┌──

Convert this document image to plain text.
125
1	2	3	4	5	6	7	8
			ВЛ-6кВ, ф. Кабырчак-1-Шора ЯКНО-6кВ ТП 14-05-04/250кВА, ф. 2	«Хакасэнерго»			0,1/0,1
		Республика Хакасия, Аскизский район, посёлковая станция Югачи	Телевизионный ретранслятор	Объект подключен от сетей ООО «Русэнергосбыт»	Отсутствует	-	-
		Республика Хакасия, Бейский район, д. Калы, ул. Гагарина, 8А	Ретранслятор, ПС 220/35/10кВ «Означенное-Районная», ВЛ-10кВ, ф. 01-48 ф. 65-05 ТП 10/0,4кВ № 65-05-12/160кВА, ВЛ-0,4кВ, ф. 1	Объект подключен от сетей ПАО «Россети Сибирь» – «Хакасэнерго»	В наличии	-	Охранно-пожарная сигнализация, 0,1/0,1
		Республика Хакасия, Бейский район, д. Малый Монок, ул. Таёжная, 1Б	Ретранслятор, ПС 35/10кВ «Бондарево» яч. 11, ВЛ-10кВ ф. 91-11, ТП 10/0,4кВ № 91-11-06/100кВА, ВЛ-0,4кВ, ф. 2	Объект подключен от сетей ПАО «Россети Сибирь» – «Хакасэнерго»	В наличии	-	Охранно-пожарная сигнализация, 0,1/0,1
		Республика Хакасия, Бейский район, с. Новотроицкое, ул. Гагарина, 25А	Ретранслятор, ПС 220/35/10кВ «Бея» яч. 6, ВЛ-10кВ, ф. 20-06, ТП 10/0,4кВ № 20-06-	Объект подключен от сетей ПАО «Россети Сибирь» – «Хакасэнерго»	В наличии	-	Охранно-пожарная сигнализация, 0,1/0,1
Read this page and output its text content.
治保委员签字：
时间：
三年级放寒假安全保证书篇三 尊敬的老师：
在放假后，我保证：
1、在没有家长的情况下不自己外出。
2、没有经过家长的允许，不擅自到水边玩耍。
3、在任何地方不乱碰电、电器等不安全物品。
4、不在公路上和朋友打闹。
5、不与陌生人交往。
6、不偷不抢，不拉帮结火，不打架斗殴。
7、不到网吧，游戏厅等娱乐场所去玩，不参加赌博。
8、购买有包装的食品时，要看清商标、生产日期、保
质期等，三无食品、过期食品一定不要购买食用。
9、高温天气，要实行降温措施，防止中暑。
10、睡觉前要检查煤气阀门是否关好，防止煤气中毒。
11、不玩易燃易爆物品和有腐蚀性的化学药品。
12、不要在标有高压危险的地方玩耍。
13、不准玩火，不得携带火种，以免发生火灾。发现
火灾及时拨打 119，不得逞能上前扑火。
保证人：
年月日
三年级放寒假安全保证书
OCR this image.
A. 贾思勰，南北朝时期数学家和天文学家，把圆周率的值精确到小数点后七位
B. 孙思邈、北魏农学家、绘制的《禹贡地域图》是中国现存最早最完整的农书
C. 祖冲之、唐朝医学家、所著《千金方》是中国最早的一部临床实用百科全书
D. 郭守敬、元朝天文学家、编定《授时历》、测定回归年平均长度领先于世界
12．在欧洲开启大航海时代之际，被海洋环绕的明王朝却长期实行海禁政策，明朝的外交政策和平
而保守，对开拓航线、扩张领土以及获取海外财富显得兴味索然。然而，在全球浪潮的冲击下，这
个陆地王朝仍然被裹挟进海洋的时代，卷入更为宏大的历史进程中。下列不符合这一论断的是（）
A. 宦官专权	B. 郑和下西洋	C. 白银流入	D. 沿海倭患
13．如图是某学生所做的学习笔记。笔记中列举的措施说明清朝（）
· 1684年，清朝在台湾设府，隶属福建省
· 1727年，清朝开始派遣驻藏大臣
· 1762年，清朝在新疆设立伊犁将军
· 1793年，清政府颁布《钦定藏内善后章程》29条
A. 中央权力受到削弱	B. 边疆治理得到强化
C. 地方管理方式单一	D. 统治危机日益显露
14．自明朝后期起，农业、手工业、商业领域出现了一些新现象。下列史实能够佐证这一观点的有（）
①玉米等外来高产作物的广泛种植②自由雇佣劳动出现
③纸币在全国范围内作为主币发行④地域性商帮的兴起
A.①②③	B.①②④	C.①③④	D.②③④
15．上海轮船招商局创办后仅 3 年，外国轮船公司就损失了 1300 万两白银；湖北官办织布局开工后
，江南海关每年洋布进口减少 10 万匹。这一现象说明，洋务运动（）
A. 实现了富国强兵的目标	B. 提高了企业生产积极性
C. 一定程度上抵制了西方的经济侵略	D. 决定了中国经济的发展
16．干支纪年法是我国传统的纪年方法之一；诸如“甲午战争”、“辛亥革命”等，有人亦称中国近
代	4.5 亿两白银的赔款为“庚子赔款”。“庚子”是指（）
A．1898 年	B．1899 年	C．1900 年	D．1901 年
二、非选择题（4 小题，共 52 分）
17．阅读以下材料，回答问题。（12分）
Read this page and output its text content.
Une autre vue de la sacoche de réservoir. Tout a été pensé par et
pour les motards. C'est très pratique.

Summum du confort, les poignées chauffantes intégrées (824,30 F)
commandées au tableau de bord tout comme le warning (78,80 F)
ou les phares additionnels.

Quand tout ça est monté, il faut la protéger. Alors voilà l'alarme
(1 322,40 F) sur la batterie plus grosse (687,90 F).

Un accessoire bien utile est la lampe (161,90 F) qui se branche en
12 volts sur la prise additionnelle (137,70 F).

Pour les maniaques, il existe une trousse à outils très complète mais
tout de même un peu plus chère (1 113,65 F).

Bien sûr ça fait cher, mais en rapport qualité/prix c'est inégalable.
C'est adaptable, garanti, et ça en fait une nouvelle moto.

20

└──

OBJECTIVE:
Look through the data above. Each line containing the word "сигнализация" needs to be copied.

ANSWER FOR THIS EXERCISE:
		Республика Хакасия, Бейский район, д. Калы, ул. Гагарина, 8А	Ретранслятор, ПС 220/35/10кВ «Означенное-Районная», ВЛ-10кВ, ф. 01-48 ф. 65-05 ТП 10/0,4кВ № 65-05-12/160кВА, ВЛ-0,4кВ, ф. 1	Объект подключен от сетей ПАО «Россети Сибирь» – «Хакасэнерго»	В наличии	-	Охранно-пожарная сигнализация, 0,1/0,1
		Республика Хакасия, Бейский район, д. Малый Монок, ул. Таёжная, 1Б	Ретранслятор, ПС 35/10кВ «Бондарево» яч. 11, ВЛ-10кВ ф. 91-11, ТП 10/0,4кВ № 91-11-06/100кВА, ВЛ-0,4кВ, ф. 2	Объект подключен от сетей ПАО «Россети Сибирь» – «Хакасэнерго»	В наличии	-	Охранно-пожарная сигнализация, 0,1/0,1
		Республика Хакасия, Бейский район, с. Новотроицкое, ул. Гагарина, 25А	Ретранслятор, ПС 220/35/10кВ «Бея» яч. 6, ВЛ-10кВ, ф. 20-06, ТП 10/0,4кВ № 20-06-	Объект подключен от сетей ПАО «Россети Сибирь» – «Хакасэнерго»	В наличии	-	Охранно-пожарная сигнализация, 0,1/0,1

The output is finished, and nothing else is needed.